## [GOAL]
Tell how many lines in the data below include the word "multifunctie". The answer is the number only.

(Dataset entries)
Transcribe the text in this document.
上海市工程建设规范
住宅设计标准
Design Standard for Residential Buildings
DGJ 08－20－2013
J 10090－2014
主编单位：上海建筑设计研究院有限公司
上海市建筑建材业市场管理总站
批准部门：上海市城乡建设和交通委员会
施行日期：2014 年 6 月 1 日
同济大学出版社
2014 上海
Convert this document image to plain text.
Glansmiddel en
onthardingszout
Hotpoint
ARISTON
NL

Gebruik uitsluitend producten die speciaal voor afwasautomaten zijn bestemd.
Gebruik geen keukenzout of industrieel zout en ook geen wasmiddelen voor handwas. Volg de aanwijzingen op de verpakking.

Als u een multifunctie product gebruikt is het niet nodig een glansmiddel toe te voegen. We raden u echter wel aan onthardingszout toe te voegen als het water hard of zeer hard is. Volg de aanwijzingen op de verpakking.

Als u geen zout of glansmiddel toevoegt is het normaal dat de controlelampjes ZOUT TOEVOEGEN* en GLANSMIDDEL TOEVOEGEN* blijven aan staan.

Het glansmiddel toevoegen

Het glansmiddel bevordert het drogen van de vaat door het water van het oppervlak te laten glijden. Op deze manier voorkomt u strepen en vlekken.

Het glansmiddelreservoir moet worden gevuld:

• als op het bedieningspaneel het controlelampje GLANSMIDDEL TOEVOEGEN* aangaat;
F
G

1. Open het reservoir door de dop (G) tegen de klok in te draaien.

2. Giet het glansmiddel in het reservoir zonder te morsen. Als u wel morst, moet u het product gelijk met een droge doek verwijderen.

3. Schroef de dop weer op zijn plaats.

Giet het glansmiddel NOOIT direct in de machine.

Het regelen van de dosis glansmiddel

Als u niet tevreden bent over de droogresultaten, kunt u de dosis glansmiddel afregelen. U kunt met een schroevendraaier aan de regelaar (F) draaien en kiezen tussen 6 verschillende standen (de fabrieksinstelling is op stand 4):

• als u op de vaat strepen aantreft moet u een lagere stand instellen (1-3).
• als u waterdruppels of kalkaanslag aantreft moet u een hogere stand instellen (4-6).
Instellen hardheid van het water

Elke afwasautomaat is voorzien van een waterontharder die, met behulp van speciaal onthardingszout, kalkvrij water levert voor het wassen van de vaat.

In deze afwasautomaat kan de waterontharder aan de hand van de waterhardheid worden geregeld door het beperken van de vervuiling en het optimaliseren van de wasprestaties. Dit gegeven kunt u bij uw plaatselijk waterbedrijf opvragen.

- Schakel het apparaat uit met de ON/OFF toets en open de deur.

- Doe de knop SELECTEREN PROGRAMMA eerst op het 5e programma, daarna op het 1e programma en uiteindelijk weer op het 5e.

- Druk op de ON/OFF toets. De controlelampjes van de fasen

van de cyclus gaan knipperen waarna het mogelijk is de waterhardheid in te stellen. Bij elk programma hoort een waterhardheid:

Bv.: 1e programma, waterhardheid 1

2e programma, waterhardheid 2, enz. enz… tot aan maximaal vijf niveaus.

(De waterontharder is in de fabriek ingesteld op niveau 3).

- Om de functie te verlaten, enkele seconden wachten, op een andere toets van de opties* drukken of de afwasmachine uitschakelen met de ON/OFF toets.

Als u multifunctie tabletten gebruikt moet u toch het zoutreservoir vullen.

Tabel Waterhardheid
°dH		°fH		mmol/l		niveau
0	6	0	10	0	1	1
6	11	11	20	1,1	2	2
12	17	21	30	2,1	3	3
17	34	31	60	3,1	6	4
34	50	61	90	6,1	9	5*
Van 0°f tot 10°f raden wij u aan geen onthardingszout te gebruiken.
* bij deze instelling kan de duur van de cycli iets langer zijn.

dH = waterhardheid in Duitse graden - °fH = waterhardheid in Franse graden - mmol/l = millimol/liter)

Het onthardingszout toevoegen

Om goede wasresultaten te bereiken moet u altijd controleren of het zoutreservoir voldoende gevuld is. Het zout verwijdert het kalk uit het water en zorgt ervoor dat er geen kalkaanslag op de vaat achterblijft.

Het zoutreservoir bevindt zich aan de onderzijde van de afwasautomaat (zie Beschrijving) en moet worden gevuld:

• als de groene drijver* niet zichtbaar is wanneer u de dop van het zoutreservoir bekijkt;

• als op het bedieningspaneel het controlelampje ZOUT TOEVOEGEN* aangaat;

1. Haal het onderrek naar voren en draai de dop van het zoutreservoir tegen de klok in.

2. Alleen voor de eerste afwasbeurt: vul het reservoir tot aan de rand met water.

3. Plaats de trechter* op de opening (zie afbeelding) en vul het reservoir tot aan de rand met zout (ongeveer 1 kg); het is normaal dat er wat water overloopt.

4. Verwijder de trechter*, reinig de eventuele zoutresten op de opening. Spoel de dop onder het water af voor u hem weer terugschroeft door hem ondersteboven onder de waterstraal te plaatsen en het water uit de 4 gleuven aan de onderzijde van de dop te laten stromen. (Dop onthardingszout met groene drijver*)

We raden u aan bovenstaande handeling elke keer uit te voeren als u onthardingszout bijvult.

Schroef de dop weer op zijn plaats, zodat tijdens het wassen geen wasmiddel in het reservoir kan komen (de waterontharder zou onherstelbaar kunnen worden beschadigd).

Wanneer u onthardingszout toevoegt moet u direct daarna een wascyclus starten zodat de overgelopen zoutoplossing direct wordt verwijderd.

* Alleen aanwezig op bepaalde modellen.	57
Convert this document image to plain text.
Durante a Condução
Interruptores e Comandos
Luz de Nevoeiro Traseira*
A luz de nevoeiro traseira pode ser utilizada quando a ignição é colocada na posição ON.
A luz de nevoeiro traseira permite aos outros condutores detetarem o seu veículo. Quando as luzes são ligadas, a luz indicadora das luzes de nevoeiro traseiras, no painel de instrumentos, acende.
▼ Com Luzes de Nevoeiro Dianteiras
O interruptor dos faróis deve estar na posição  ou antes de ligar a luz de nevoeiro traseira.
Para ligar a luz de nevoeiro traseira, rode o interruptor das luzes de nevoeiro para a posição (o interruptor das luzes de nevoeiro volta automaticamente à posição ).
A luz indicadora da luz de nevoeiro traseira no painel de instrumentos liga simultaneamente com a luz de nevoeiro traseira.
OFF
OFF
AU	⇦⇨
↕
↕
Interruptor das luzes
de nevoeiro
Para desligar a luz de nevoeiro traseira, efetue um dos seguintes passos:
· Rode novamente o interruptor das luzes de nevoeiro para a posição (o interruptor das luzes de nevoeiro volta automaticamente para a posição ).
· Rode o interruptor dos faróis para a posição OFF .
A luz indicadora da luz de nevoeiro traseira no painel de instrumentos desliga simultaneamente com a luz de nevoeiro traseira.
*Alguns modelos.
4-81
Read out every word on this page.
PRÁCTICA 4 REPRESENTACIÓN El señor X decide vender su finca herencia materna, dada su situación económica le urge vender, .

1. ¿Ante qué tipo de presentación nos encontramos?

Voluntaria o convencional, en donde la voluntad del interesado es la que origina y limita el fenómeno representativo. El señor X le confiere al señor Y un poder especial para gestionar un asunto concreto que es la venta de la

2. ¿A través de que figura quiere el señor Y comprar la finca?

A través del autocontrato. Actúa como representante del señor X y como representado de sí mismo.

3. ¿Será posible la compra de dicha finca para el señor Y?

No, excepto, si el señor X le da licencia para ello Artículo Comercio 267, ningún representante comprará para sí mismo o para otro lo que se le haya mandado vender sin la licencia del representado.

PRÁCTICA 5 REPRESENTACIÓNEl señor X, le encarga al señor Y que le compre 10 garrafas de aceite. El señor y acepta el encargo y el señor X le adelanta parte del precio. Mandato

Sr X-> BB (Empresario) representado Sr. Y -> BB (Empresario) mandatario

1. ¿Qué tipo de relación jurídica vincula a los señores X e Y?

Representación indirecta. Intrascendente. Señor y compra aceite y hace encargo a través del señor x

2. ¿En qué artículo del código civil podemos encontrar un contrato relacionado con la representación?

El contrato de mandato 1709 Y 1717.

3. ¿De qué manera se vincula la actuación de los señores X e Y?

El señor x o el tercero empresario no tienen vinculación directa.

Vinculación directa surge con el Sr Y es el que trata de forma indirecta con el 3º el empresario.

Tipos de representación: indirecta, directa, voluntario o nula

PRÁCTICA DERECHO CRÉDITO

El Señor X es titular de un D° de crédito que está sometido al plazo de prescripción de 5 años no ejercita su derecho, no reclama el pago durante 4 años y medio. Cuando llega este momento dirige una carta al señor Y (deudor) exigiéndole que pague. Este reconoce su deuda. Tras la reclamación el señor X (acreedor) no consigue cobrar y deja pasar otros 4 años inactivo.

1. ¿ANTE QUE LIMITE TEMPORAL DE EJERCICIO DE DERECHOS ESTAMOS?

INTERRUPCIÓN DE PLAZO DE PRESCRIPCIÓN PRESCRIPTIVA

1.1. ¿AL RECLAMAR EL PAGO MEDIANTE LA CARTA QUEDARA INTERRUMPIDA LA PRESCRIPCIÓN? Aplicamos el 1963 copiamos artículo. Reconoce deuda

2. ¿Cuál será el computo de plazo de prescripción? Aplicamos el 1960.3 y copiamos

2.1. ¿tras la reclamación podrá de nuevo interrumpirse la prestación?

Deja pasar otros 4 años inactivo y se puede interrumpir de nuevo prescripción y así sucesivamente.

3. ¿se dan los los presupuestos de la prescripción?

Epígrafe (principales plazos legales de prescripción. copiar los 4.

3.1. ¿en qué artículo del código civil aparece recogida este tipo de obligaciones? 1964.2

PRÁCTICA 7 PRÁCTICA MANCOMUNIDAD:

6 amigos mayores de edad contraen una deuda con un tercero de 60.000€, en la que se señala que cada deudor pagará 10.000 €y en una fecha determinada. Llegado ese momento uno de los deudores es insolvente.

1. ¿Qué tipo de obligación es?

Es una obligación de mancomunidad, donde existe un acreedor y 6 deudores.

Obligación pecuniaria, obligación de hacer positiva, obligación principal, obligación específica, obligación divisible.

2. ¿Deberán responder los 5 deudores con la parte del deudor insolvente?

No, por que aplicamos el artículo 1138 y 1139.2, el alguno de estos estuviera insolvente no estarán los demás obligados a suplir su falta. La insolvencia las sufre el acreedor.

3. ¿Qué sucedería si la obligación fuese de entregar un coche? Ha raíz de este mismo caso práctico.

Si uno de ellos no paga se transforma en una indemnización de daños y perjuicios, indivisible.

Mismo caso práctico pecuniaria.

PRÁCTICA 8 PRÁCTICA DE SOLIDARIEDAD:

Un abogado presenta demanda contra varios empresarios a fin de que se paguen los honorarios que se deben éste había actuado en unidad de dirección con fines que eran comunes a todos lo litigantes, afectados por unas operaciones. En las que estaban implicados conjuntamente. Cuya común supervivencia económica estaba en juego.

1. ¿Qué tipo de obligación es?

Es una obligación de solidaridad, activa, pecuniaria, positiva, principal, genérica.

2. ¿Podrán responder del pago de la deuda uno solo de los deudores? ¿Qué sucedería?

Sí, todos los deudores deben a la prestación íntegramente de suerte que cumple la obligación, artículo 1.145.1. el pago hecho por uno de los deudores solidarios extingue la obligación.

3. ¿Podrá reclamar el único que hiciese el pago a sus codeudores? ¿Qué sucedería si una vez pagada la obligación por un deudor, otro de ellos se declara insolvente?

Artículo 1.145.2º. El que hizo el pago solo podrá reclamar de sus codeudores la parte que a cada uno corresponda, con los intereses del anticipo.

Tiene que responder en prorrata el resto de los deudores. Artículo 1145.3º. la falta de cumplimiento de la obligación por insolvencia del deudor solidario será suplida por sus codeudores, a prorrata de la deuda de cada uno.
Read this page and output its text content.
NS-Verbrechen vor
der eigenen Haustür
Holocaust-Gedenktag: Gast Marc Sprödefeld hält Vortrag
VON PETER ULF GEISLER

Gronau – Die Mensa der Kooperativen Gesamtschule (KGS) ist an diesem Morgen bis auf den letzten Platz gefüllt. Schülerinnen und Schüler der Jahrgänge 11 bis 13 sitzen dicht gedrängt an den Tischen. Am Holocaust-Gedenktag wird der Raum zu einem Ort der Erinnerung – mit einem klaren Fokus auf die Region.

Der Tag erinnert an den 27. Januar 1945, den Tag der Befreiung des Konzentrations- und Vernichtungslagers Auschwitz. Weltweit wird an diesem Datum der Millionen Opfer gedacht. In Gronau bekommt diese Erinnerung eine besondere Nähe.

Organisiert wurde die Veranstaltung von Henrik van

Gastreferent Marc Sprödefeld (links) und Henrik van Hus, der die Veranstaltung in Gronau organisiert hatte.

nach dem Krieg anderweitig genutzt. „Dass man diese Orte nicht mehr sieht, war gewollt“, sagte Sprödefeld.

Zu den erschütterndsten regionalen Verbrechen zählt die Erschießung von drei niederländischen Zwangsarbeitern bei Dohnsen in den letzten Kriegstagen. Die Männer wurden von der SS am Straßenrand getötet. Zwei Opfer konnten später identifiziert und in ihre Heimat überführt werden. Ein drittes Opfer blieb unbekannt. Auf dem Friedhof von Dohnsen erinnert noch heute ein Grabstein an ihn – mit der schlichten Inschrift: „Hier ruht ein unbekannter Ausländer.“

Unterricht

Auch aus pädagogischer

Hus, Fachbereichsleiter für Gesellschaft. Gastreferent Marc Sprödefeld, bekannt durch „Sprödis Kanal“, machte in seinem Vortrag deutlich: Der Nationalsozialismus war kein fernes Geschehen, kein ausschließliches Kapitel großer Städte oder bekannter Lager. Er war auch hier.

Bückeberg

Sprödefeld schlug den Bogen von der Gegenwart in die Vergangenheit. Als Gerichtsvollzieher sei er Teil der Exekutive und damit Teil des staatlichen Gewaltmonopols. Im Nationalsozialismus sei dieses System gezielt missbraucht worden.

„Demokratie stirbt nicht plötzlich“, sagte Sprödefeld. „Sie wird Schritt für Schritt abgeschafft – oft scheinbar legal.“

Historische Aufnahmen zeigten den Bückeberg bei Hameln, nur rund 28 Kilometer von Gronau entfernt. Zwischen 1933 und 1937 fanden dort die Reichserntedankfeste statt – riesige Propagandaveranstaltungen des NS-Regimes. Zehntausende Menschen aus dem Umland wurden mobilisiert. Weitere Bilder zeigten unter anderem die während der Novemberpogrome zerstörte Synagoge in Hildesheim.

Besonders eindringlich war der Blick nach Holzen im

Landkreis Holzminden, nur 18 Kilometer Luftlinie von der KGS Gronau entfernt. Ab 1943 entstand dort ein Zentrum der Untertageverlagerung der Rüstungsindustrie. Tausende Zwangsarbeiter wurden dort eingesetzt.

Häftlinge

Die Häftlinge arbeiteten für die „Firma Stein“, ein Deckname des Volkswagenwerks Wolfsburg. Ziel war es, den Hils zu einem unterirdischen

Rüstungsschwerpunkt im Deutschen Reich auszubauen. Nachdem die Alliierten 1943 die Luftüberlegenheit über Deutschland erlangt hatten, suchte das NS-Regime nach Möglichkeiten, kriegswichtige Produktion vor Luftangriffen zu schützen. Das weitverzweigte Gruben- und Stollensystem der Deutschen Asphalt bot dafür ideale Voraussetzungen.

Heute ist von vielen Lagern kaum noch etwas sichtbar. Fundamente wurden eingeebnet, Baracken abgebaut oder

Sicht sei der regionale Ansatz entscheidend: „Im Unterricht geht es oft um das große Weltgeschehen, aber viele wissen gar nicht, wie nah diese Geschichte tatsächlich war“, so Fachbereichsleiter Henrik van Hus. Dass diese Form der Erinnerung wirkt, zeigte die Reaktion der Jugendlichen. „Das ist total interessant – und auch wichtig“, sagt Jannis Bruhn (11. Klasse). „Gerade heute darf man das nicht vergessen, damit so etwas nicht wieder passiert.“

## [WRITTEN ANSWER]
2